# [Data items]
== == ==

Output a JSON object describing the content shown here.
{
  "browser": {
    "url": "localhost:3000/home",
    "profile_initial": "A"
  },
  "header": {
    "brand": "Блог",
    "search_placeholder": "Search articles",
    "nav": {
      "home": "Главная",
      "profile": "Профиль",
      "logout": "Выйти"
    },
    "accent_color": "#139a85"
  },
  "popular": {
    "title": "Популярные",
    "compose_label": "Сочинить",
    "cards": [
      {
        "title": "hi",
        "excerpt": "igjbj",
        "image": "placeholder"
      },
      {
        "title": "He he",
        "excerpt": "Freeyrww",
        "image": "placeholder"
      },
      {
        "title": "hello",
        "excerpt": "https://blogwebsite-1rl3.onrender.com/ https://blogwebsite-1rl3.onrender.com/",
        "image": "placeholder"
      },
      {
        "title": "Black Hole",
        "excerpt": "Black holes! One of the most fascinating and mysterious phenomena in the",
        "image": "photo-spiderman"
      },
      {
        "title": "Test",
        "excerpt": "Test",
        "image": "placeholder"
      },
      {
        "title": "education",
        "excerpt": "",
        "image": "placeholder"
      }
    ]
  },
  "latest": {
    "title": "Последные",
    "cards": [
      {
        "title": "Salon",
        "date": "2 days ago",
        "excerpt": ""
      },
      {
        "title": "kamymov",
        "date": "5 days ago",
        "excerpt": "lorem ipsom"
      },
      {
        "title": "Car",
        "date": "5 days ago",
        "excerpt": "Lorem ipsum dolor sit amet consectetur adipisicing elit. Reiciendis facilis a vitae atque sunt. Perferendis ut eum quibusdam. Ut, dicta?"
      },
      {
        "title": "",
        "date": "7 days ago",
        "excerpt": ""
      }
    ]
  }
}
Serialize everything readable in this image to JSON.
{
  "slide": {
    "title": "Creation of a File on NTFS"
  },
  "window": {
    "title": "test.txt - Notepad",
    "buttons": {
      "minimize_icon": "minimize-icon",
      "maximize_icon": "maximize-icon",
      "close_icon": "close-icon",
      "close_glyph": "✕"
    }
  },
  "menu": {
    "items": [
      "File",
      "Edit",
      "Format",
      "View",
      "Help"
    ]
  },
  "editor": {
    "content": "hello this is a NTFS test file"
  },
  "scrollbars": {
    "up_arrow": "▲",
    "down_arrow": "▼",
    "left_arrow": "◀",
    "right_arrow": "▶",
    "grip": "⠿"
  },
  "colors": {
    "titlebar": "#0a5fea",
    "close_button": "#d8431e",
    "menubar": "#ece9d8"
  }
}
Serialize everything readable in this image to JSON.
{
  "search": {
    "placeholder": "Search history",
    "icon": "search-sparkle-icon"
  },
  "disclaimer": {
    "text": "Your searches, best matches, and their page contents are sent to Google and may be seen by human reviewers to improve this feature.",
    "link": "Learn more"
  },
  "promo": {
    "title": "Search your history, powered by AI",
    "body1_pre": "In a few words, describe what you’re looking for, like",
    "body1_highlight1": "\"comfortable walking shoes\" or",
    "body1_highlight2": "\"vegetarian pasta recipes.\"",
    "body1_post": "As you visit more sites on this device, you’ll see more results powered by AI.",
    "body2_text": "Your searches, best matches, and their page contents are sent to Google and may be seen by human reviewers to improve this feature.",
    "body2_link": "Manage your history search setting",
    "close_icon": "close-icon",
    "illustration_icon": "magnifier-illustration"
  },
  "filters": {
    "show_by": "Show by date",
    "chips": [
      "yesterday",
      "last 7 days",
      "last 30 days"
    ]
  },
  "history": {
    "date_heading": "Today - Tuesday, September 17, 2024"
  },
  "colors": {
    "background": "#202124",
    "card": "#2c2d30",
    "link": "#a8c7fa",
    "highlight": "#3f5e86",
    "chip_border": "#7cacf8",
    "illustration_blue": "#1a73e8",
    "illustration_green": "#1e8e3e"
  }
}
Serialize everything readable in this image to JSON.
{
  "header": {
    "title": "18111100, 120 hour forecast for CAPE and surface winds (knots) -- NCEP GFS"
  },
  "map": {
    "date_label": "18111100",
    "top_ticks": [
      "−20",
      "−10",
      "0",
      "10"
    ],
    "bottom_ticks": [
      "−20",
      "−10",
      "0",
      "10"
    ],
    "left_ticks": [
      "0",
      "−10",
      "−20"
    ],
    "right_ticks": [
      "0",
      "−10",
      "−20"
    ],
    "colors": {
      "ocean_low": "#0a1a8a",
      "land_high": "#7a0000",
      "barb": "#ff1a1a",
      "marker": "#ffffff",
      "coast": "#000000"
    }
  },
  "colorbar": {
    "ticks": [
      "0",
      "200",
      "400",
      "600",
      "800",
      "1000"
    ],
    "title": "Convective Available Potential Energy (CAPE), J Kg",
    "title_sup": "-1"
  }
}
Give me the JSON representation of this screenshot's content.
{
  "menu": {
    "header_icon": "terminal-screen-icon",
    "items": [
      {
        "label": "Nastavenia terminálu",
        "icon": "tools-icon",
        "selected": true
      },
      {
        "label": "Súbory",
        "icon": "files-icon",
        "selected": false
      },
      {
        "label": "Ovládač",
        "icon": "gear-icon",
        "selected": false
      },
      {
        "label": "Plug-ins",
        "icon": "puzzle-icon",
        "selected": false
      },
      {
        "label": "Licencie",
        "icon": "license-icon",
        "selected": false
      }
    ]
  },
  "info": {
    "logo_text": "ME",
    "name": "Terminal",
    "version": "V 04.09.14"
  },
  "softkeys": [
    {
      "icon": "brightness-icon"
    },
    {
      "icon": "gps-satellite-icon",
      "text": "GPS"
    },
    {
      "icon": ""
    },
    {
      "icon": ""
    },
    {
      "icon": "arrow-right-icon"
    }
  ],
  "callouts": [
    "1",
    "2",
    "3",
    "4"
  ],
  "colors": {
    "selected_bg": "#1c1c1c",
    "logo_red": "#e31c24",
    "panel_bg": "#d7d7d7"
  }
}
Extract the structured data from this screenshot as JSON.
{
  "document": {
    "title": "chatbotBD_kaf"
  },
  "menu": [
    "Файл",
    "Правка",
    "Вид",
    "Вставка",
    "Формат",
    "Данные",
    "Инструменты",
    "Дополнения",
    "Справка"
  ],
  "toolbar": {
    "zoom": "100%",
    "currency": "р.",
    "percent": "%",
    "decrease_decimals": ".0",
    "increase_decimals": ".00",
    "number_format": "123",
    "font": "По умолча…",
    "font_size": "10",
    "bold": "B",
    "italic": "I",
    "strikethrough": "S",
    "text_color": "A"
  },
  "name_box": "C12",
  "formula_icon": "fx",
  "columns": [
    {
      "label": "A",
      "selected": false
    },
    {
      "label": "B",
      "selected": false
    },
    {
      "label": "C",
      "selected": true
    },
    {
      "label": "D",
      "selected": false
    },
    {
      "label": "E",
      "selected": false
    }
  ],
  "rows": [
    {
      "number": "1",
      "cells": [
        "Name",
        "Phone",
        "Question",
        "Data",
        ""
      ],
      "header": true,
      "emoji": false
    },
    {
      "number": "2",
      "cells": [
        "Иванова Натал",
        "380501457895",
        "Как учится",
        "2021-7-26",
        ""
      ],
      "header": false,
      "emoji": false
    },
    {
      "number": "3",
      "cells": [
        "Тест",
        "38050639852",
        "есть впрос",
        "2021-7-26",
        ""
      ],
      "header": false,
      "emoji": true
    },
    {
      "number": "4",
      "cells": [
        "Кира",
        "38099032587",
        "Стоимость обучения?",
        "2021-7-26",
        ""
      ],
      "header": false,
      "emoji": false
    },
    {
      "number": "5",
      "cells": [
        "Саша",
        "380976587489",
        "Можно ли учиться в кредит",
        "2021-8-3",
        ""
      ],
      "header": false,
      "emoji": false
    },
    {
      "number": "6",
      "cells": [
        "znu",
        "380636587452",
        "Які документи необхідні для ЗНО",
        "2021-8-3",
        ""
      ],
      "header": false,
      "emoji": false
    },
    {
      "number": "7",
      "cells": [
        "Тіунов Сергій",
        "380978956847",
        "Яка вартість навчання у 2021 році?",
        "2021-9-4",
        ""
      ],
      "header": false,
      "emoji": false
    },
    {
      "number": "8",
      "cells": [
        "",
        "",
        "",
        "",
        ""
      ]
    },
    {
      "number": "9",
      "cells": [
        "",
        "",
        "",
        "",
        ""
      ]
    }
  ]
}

== == ==

# [Objective]
Every line in the data that holds "searches" should be copied out.

# [Solution to the exercise]
    "text": "Your searches, best matches, and their page contents are sent to Google and may be seen by human reviewers to improve this feature.",
    "body2_text": "Your searches, best matches, and their page contents are sent to Google and may be seen by human reviewers to improve this feature.",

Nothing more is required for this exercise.